§ Assignment:
Repeat all of the records exactly, leaving out the pictures.

___ Data

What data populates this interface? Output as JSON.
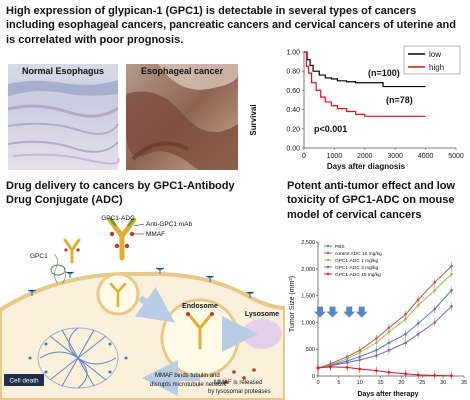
{
  "headlines": {
    "top": "High expression of glypican-1 (GPC1) is detectable in several types of cancers including esophageal cancers, pancreatic cancers and cervical cancers of uterine and is correlated with poor prognosis.",
    "drug_delivery": "Drug delivery to cancers by GPC1-Antibody Drug Conjugate (ADC)",
    "antitumor": "Potent anti-tumor effect and low toxicity of GPC1-ADC on mouse model of cervical cancers"
  },
  "photos": {
    "normal": "Normal Esophagus",
    "cancer": "Esophageal cancer"
  },
  "survival_chart": {
    "ylabel": "Survival",
    "xlabel": "Days after diagnosis",
    "x_ticks": [
      "0",
      "1000",
      "2000",
      "3000",
      "4000",
      "5000"
    ],
    "y_ticks": [
      "0.00",
      "0.20",
      "0.40",
      "0.60",
      "0.80",
      "1.00"
    ],
    "legend": [
      {
        "label": "low",
        "color": "#000000"
      },
      {
        "label": "high",
        "color": "#e8111a"
      }
    ],
    "n_low": "(n=100)",
    "n_high": "(n=78)",
    "p_value": "p<0.001"
  },
  "chart_data": [
    {
      "type": "line",
      "xlabel": "Days after diagnosis",
      "ylabel": "Survival",
      "xlim": [
        0,
        5000
      ],
      "ylim": [
        0,
        1
      ],
      "legend_position": "top-right",
      "series": [
        {
          "name": "low",
          "color": "#000000",
          "x": [
            0,
            100,
            200,
            300,
            500,
            700,
            900,
            1100,
            1400,
            1700,
            2100,
            2500,
            2600,
            3200,
            4000
          ],
          "y": [
            1.0,
            0.92,
            0.86,
            0.8,
            0.76,
            0.73,
            0.72,
            0.7,
            0.69,
            0.68,
            0.68,
            0.68,
            0.64,
            0.64,
            0.64
          ]
        },
        {
          "name": "high",
          "color": "#e8111a",
          "x": [
            0,
            80,
            150,
            250,
            400,
            550,
            700,
            900,
            1100,
            1400,
            1700,
            2000,
            2500,
            3000,
            4000
          ],
          "y": [
            1.0,
            0.85,
            0.78,
            0.68,
            0.6,
            0.53,
            0.48,
            0.44,
            0.41,
            0.38,
            0.35,
            0.33,
            0.33,
            0.33,
            0.33
          ]
        }
      ]
    },
    {
      "type": "line",
      "xlabel": "Days after therapy",
      "ylabel": "Tumor Size (mm³)",
      "xlim": [
        0,
        35
      ],
      "ylim": [
        0,
        2500
      ],
      "legend_position": "top-left",
      "x": [
        0,
        3,
        7,
        10,
        14,
        17,
        21,
        24,
        28,
        32
      ],
      "series": [
        {
          "name": "PBS",
          "color": "#5b78c4",
          "y": [
            150,
            200,
            280,
            360,
            480,
            620,
            780,
            980,
            1250,
            1600
          ]
        },
        {
          "name": "control ADC 10 mg/kg",
          "color": "#c0504d",
          "y": [
            150,
            230,
            360,
            480,
            700,
            900,
            1150,
            1420,
            1750,
            2050
          ]
        },
        {
          "name": "GPC1-ADC 1 mg/kg",
          "color": "#9bbb59",
          "y": [
            150,
            210,
            320,
            440,
            620,
            820,
            1060,
            1320,
            1600,
            1900
          ]
        },
        {
          "name": "GPC1-ADC 3 mg/kg",
          "color": "#8064a2",
          "y": [
            150,
            190,
            250,
            300,
            380,
            480,
            620,
            780,
            1000,
            1300
          ]
        },
        {
          "name": "GPC1-ADC 10 mg/kg",
          "color": "#e8111a",
          "y": [
            150,
            170,
            160,
            130,
            100,
            70,
            40,
            20,
            10,
            5
          ]
        }
      ]
    }
  ],
  "tumor_chart": {
    "ylabel": "Tumor Size (mm³)",
    "xlabel": "Days after therapy",
    "x_ticks": [
      "0",
      "5",
      "10",
      "15",
      "20",
      "25",
      "30",
      "35"
    ],
    "y_ticks": [
      "0",
      "500",
      "1,000",
      "1,500",
      "2,000",
      "2,500"
    ],
    "legend": [
      "PBS",
      "control ADC 10 mg/kg",
      "GPC1-ADC 1 mg/kg",
      "GPC1-ADC 3 mg/kg",
      "GPC1-ADC 10 mg/kg"
    ]
  },
  "diagram": {
    "gpc1_adc": "GPC1-ADC",
    "anti_gpc1": "Anti-GPC1 mAb",
    "mmaf": "MMAF",
    "gpc1": "GPC1",
    "endosome": "Endosome",
    "lysosome": "Lysosome",
    "cell_death": "Cell death",
    "binds_line1": "MMAF binds tubulin and",
    "binds_line2": "disrupts microtubule network",
    "released_line1": "MMAF is released",
    "released_line2": "by lysosomal proteases"
  },
  "colors": {
    "cell_membrane": "#e8c98a",
    "cell_fill": "#fbf0dc",
    "endosome_fill": "#fffbe6",
    "arrow": "#b8cce4",
    "mab": "#e0b030",
    "mmaf": "#c0392b"
  }
}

______

§ Exercise solution:
What data populates this interface? Output as JSON.
{
  "headlines": {
    "top": "High expression of glypican-1 (GPC1) is detectable in several types of cancers including esophageal cancers, pancreatic cancers and cervical cancers of uterine and is correlated with poor prognosis.",
    "drug_delivery": "Drug delivery to cancers by GPC1-Antibody Drug Conjugate (ADC)",
    "antitumor": "Potent anti-tumor effect and low toxicity of GPC1-ADC on mouse model of cervical cancers"
  },
  "photos": {
    "normal": "Normal Esophagus",
    "cancer": "Esophageal cancer"
  },
  "survival_chart": {
    "ylabel": "Survival",
    "xlabel": "Days after diagnosis",
    "x_ticks": [
      "0",
      "1000",
      "2000",
      "3000",
      "4000",
      "5000"
    ],
    "y_ticks": [
      "0.00",
      "0.20",
      "0.40",
      "0.60",
      "0.80",
      "1.00"
    ],
    "legend": [
      {
        "label": "low",
        "color": "#000000"
      },
      {
        "label": "high",
        "color": "#e8111a"
      }
    ],
    "n_low": "(n=100)",
    "n_high": "(n=78)",
    "p_value": "p<0.001"
  },
  "chart_data": [
    {
      "type": "line",
      "xlabel": "Days after diagnosis",
      "ylabel": "Survival",
      "xlim": [
        0,
        5000
      ],
      "ylim": [
        0,
        1
      ],
      "legend_position": "top-right",
      "series": [
        {
          "name": "low",
          "color": "#000000",
          "x": [
            0,
            100,
            200,
            300,
            500,
            700,
            900,
            1100,
            1400,
            1700,
            2100,
            2500,
            2600,
            3200,
            4000
          ],
          "y": [
            1.0,
            0.92,
            0.86,
            0.8,
            0.76,
            0.73,
            0.72,
            0.7,
            0.69,
            0.68,
            0.68,
            0.68,
            0.64,
            0.64,
            0.64
          ]
        },
        {
          "name": "high",
          "color": "#e8111a",
          "x": [
            0,
            80,
            150,
            250,
            400,
            550,
            700,
            900,
            1100,
            1400,
            1700,
            2000,
            2500,
            3000,
            4000
          ],
          "y": [
            1.0,
            0.85,
            0.78,
            0.68,
            0.6,
            0.53,
            0.48,
            0.44,
            0.41,
            0.38,
            0.35,
            0.33,
            0.33,
            0.33,
            0.33
          ]
        }
      ]
    },
    {
      "type": "line",
      "xlabel": "Days after therapy",
      "ylabel": "Tumor Size (mm³)",
      "xlim": [
        0,
        35
      ],
      "ylim": [
        0,
        2500
      ],
      "legend_position": "top-left",
      "x": [
        0,
        3,
        7,
        10,
        14,
        17,
        21,
        24,
        28,
        32
      ],
      "series": [
        {
          "name": "PBS",
          "color": "#5b78c4",
          "y": [
            150,
            200,
            280,
            360,
            480,
            620,
            780,
            980,
            1250,
            1600
          ]
        },
        {
          "name": "control ADC 10 mg/kg",
          "color": "#c0504d",
          "y": [
            150,
            230,
            360,
            480,
            700,
            900,
            1150,
            1420,
            1750,
            2050
          ]
        },
        {
          "name": "GPC1-ADC 1 mg/kg",
          "color": "#9bbb59",
          "y": [
            150,
            210,
            320,
            440,
            620,
            820,
            1060,
            1320,
            1600,
            1900
          ]
        },
        {
          "name": "GPC1-ADC 3 mg/kg",
          "color": "#8064a2",
          "y": [
            150,
            190,
            250,
            300,
            380,
            480,
            620,
            780,
            1000,
            1300
          ]
        },
        {
          "name": "GPC1-ADC 10 mg/kg",
          "color": "#e8111a",
          "y": [
            150,
            170,
            160,
            130,
            100,
            70,
            40,
            20,
            10,
            5
          ]
        }
      ]
    }
  ],
  "tumor_chart": {
    "ylabel": "Tumor Size (mm³)",
    "xlabel": "Days after therapy",
    "x_ticks": [
      "0",
      "5",
      "10",
      "15",
      "20",
      "25",
      "30",
      "35"
    ],
    "y_ticks": [
      "0",
      "500",
      "1,000",
      "1,500",
      "2,000",
      "2,500"
    ],
    "legend": [
      "PBS",
      "control ADC 10 mg/kg",
      "GPC1-ADC 1 mg/kg",
      "GPC1-ADC 3 mg/kg",
      "GPC1-ADC 10 mg/kg"
    ]
  },
  "diagram": {
    "gpc1_adc": "GPC1-ADC",
    "anti_gpc1": "Anti-GPC1 mAb",
    "mmaf": "MMAF",
    "gpc1": "GPC1",
    "endosome": "Endosome",
    "lysosome": "Lysosome",
    "cell_death": "Cell death",
    "binds_line1": "MMAF binds tubulin and",
    "binds_line2": "disrupts microtubule network",
    "released_line1": "MMAF is released",
    "released_line2": "by lysosomal proteases"
  },
  "colors": {
    "cell_membrane": "#e8c98a",
    "cell_fill": "#fbf0dc",
    "endosome_fill": "#fffbe6",
    "arrow": "#b8cce4",
    "mab": "#e0b030",
    "mmaf": "#c0392b"
  }
}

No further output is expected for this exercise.